STATED EXERCISE — Give all of the lines again exactly as they read.

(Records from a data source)
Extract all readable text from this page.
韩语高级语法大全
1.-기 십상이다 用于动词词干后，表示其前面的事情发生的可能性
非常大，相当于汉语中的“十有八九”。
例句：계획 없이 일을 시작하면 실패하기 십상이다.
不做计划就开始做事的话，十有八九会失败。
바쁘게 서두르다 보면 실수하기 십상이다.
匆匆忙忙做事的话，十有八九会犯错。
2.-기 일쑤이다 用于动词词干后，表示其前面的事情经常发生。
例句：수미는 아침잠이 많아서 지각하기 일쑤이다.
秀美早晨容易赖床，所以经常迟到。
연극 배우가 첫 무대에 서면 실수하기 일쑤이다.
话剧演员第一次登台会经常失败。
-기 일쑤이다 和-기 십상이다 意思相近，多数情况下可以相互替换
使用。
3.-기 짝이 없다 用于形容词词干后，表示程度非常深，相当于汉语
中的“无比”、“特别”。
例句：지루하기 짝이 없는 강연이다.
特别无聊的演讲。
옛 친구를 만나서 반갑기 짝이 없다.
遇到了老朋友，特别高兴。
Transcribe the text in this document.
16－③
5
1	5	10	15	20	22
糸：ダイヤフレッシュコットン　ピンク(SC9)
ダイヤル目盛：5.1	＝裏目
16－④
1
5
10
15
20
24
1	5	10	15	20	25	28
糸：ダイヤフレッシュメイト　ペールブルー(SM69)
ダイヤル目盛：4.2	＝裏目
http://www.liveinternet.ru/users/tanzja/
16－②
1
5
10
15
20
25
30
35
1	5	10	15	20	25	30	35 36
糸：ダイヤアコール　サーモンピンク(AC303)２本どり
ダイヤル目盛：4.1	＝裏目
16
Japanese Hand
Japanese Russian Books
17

SOLUTION FOR THIS PROBLEM —
Extract all readable text from this page.
韩语高级语法大全
1.-기 십상이다 用于动词词干后，表示其前面的事情发生的可能性
非常大，相当于汉语中的“十有八九”。
例句：계획 없이 일을 시작하면 실패하기 십상이다.
不做计划就开始做事的话，十有八九会失败。
바쁘게 서두르다 보면 실수하기 십상이다.
匆匆忙忙做事的话，十有八九会犯错。
2.-기 일쑤이다 用于动词词干后，表示其前面的事情经常发生。
例句：수미는 아침잠이 많아서 지각하기 일쑤이다.
秀美早晨容易赖床，所以经常迟到。
연극 배우가 첫 무대에 서면 실수하기 일쑤이다.
话剧演员第一次登台会经常失败。
-기 일쑤이다 和-기 십상이다 意思相近，多数情况下可以相互替换
使用。
3.-기 짝이 없다 用于形容词词干后，表示程度非常深，相当于汉语
中的“无比”、“特别”。
例句：지루하기 짝이 없는 강연이다.
特别无聊的演讲。
옛 친구를 만나서 반갑기 짝이 없다.
遇到了老朋友，特别高兴。
Transcribe the text in this document.
16－③
5
1	5	10	15	20	22
糸：ダイヤフレッシュコットン　ピンク(SC9)
ダイヤル目盛：5.1	＝裏目
16－④
1
5
10
15
20
24
1	5	10	15	20	25	28
糸：ダイヤフレッシュメイト　ペールブルー(SM69)
ダイヤル目盛：4.2	＝裏目
http://www.liveinternet.ru/users/tanzja/
16－②
1
5
10
15
20
25
30
35
1	5	10	15	20	25	30	35 36
糸：ダイヤアコール　サーモンピンク(AC303)２本どり
ダイヤル目盛：4.1	＝裏目
16
Japanese Hand
Japanese Russian Books
17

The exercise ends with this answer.